- _Written instruction_: Gather each line in the entries that includes the string "майданчиків".

-=-=-

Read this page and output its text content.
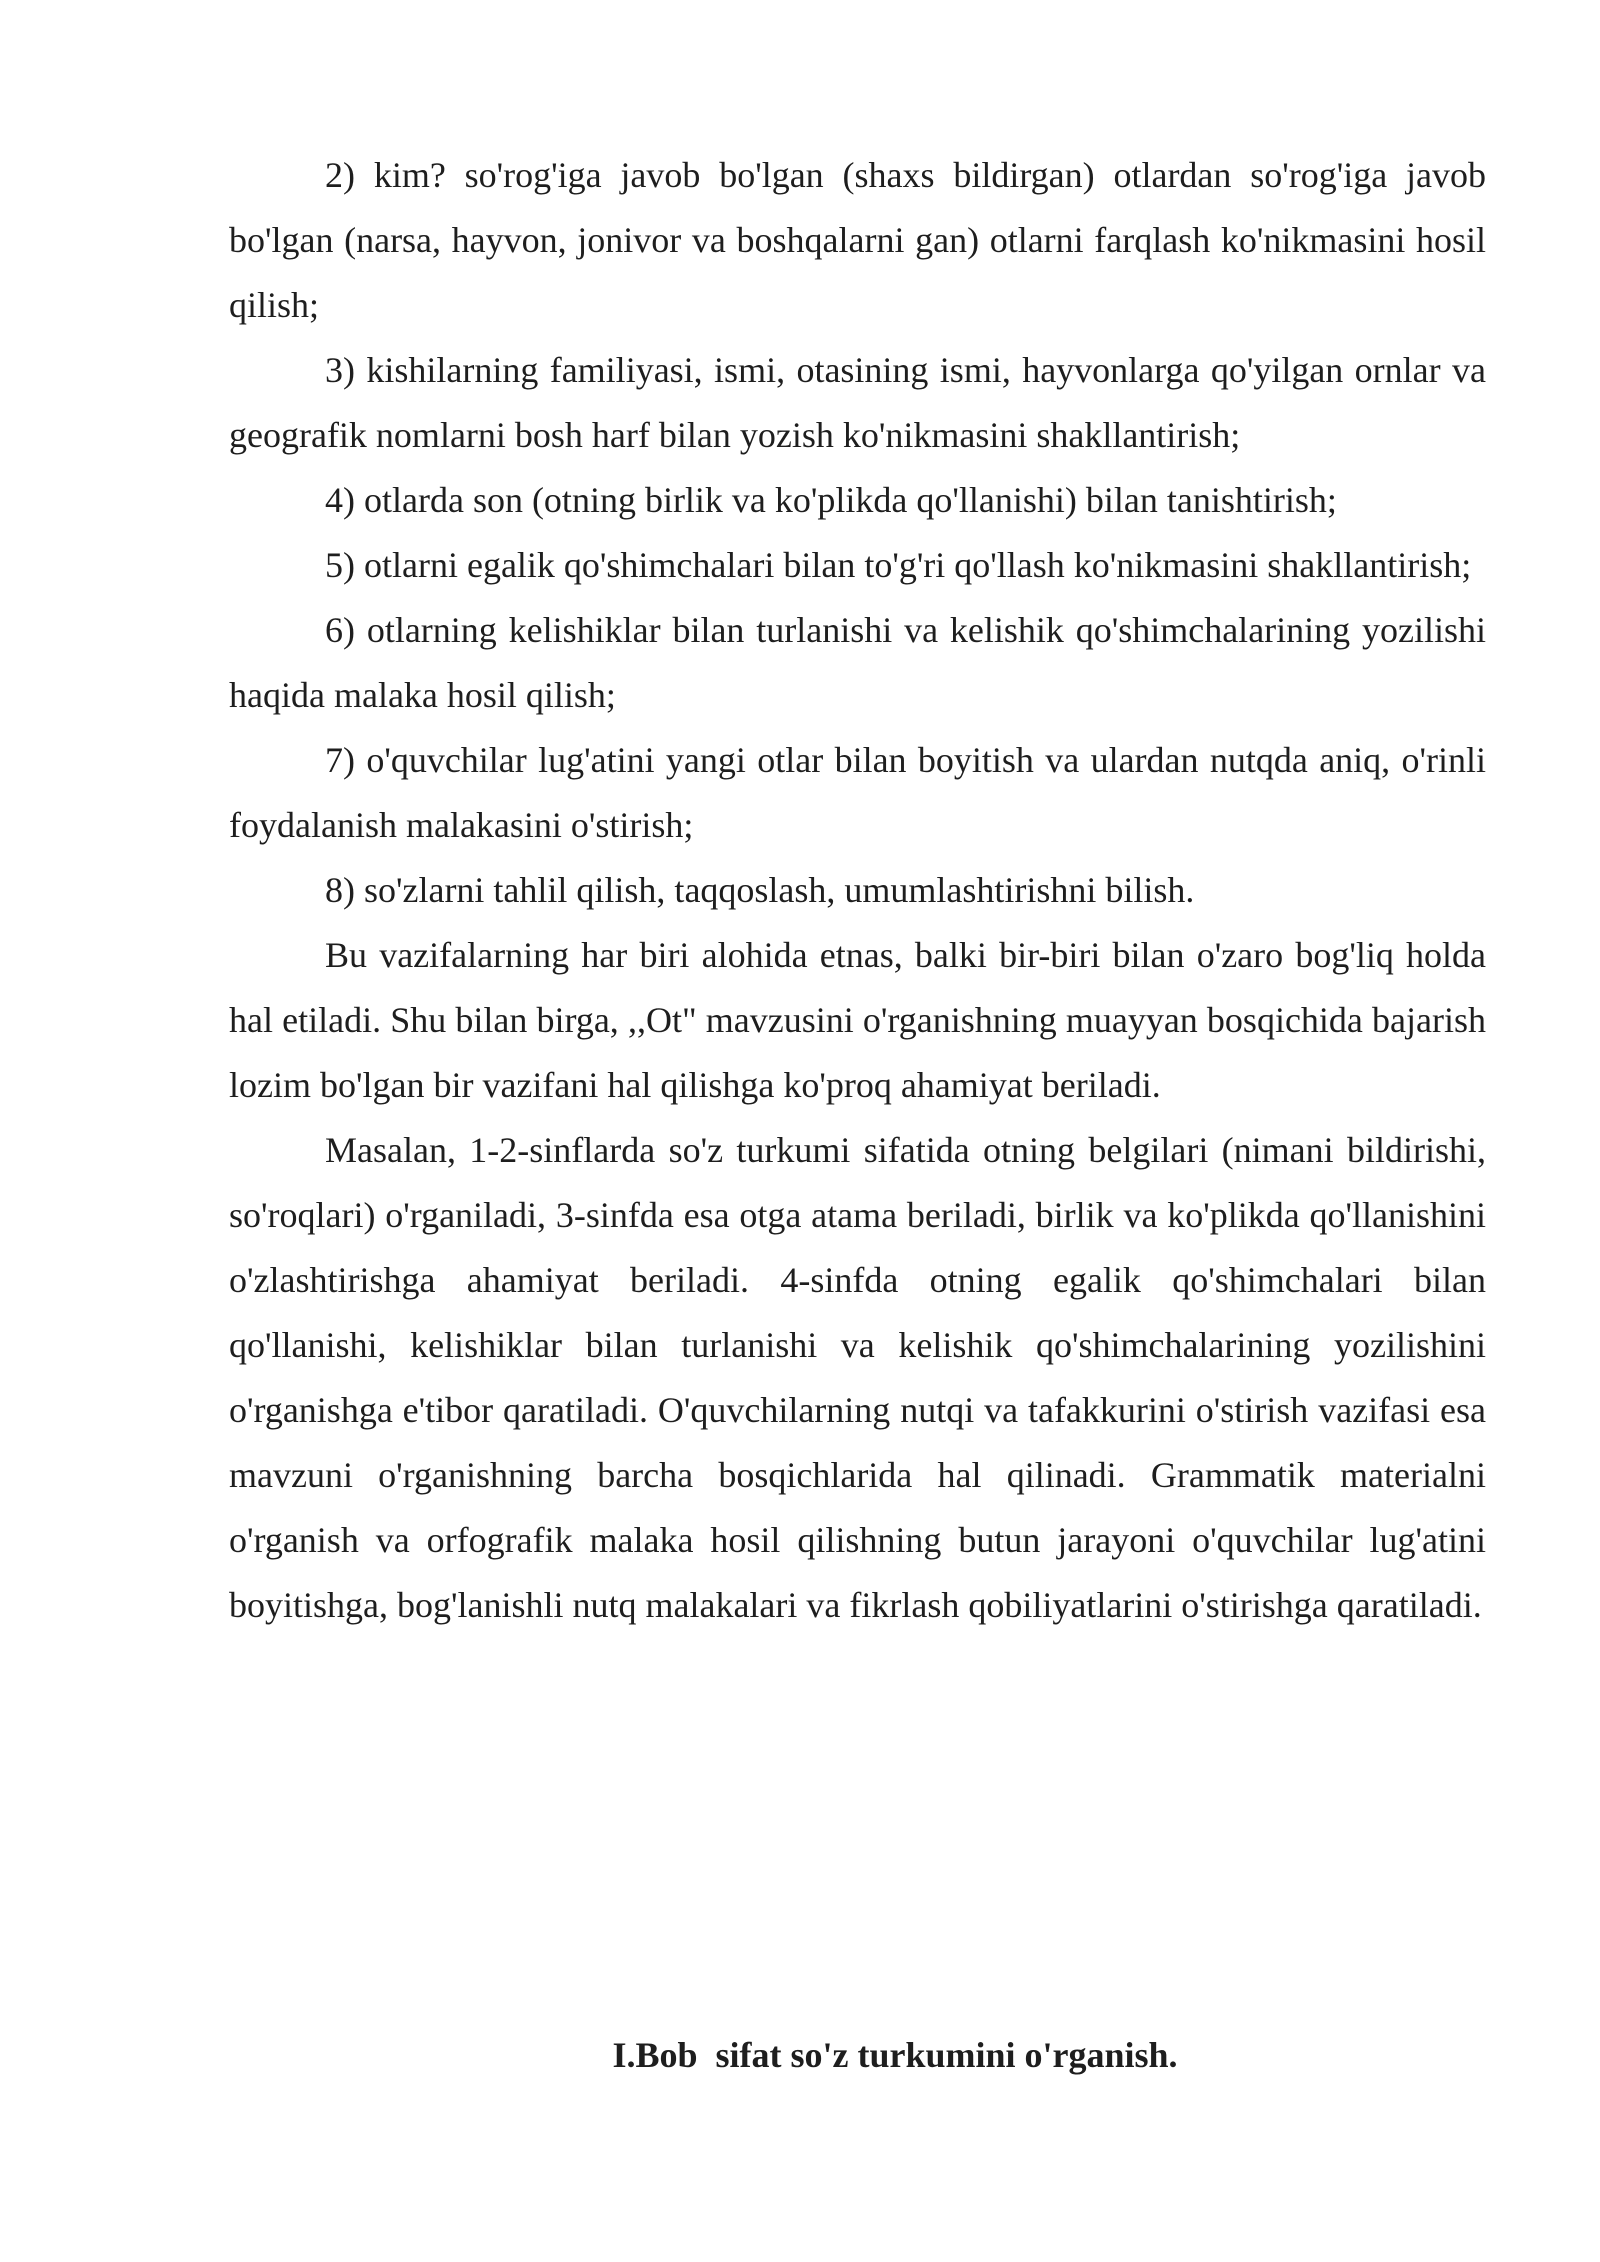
2) kim? so'rog'iga javob bo'lgan (shaxs bildirgan) otlardan so'rog'iga javob bo'lgan (narsa, hayvon, jonivor va boshqalarni gan) otlarni farqlash ko'nikmasini hosil qilish;

3) kishilarning familiyasi, ismi, otasining ismi, hayvonlarga qo'yilgan ornlar va geografik nomlarni bosh harf bilan yozish ko'nikmasini shakllantirish;

4) otlarda son (otning birlik va ko'plikda qo'llanishi) bilan tanishtirish;

5) otlarni egalik qo'shimchalari bilan to'g'ri qo'llash ko'nikmasini shakllantirish;

6) otlarning kelishiklar bilan turlanishi va kelishik qo'shimchalarining yozilishi haqida malaka hosil qilish;

7) o'quvchilar lug'atini yangi otlar bilan boyitish va ulardan nutqda aniq, o'rinli foydalanish malakasini o'stirish;

8) so'zlarni tahlil qilish, taqqoslash, umumlashtirishni bilish.

Bu vazifalarning har biri alohida etnas, balki bir-biri bilan o'zaro bog'liq holda hal etiladi. Shu bilan birga, ,,Ot" mavzusini o'rganishning muayyan bosqichida bajarish lozim bo'lgan bir vazifani hal qilishga ko'proq ahamiyat beriladi.

Masalan, 1-2-sinflarda so'z turkumi sifatida otning belgilari (nimani bildirishi, so'roqlari) o'rganiladi, 3-sinfda esa otga atama beriladi, birlik va ko'plikda qo'llanishini o'zlashtirishga ahamiyat beriladi. 4-sinfda otning egalik qo'shimchalari bilan qo'llanishi, kelishiklar bilan turlanishi va kelishik qo'shimchalarining yozilishini o'rganishga e'tibor qaratiladi. O'quvchilarning nutqi va tafakkurini o'stirish vazifasi esa mavzuni o'rganishning barcha bosqichlarida hal qilinadi. Grammatik materialni o'rganish va orfografik malaka hosil qilishning butun jarayoni o'quvchilar lug'atini boyitishga, bog'lanishli nutq malakalari va fikrlash qobiliyatlarini o'stirishga qaratiladi.

I.Bob  sifat so'z turkumini o'rganish.
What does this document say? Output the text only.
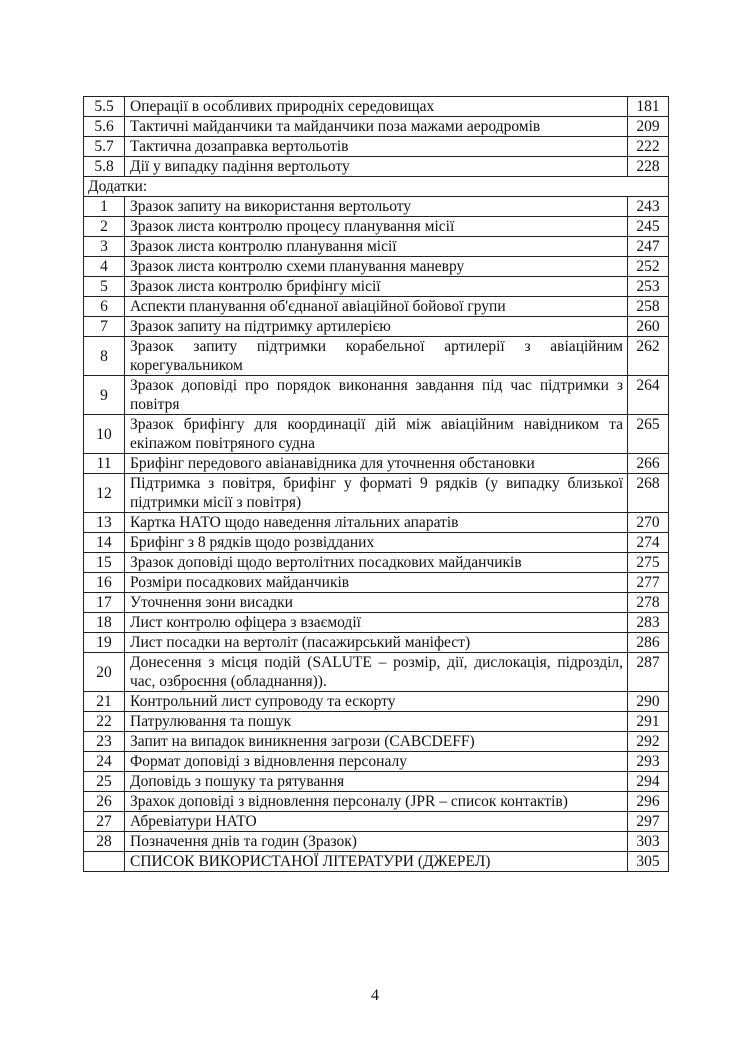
5.5	Операції в особливих природніх середовищах	181
5.6	Тактичні майданчики та майданчики поза мажами аеродромів	209
5.7	Тактична дозаправка вертольотів	222
5.8	Дії у випадку падіння вертольоту	228
Додатки:		
1	Зразок запиту на використання вертольоту	243
2	Зразок листа контролю процесу планування місії	245
3	Зразок листа контролю планування місії	247
4	Зразок листа контролю схеми планування маневру	252
5	Зразок листа контролю брифінгу місії	253
6	Аспекти планування об'єднаної авіаційної бойової групи	258
7	Зразок запиту на підтримку артилерією	260
8	Зразок запиту підтримки корабельної артилерії з авіаційним корегувальником	262
9	Зразок доповіді про порядок виконання завдання під час підтримки з повітря	264
10	Зразок брифінгу для координації дій між авіаційним навідником та екіпажом повітряного судна	265
11	Брифінг передового авіанавідника для уточнення обстановки	266
12	Підтримка з повітря, брифінг у форматі 9 рядків (у випадку близької підтримки місії з повітря)	268
13	Картка НАТО щодо наведення літальних апаратів	270
14	Брифінг з 8 рядків щодо розвідданих	274
15	Зразок доповіді щодо вертолітних посадкових майданчиків	275
16	Розміри посадкових майданчиків	277
17	Уточнення зони висадки	278
18	Лист контролю офіцера з взаємодії	283
19	Лист посадки на вертоліт (пасажирський маніфест)	286
20	Донесення з місця подій (SALUTE – розмір, дії, дислокація, підрозділ, час, озброєння (обладнання)).	287
21	Контрольний лист супроводу та ескорту	290
22	Патрулювання та пошук	291
23	Запит на випадок виникнення загрози (CABCDEFF)	292
24	Формат доповіді з відновлення персоналу	293
25	Доповідь з пошуку та рятування	294
26	Зрахок доповіді з відновлення персоналу (JPR – список контактів)	296
27	Абревіатури НАТО	297
28	Позначення днів та годин (Зразок)	303
	СПИСОК ВИКОРИСТАНОЇ ЛІТЕРАТУРИ (ДЖЕРЕЛ)	305
4
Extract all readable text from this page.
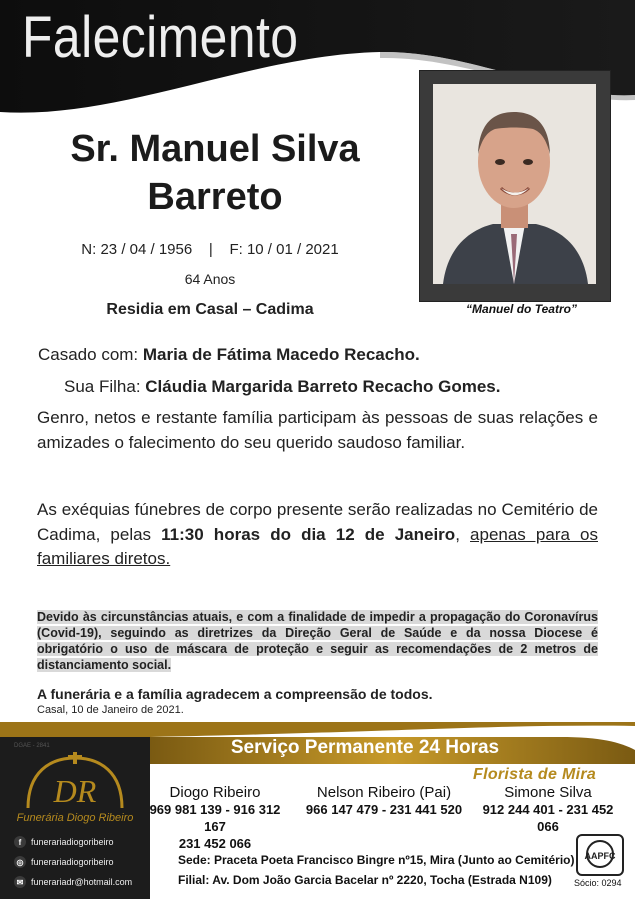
Falecimento
“Manuel do Teatro”
Sr. Manuel Silva
Barreto
N: 23 / 04 / 1956    |    F: 10 / 01 / 2021
64 Anos
Residia em Casal – Cadima
Casado com: Maria de Fátima Macedo Recacho.
Sua Filha: Cláudia Margarida Barreto Recacho Gomes.
Genro, netos e restante família participam às pessoas de suas relações e amizades o falecimento do seu querido saudoso familiar.
As exéquias fúnebres de corpo presente serão realizadas no Cemitério de Cadima, pelas 11:30 horas do dia 12 de Janeiro, apenas para os familiares diretos.
Devido às circunstâncias atuais, e com a finalidade de impedir a propagação do Coronavírus (Covid-19), seguindo as diretrizes da Direção Geral de Saúde e da nossa Diocese é obrigatório o uso de máscara de proteção e seguir as recomendações de 2 metros de distanciamento social.
A funerária e a família agradecem a compreensão de todos.
Casal, 10 de Janeiro de 2021.
DGAE - 2841
DR
Funerária Diogo Ribeiro
f	funerariadiogoribeiro
◎ funerariadiogoribeiro
✉ funerariadr@hotmail.com
Serviço Permanente 24 Horas
Florista de Mira
Diogo Ribeiro
969 981 139 - 916 312 167
231 452 066
Nelson Ribeiro (Pai)
966 147 479 - 231 441 520
Simone Silva
912 244 401 - 231 452 066
Sede: Praceta Poeta Francisco Bingre nº15, Mira (Junto ao Cemitério)
Filial: Av. Dom João Garcia Bacelar nº 2220, Tocha (Estrada N109)
AAPFC
Sócio: 0294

-=-=-

- _Task answer_:
15	Зразок доповіді щодо вертолітних посадкових майданчиків	275
16	Розміри посадкових майданчиків	277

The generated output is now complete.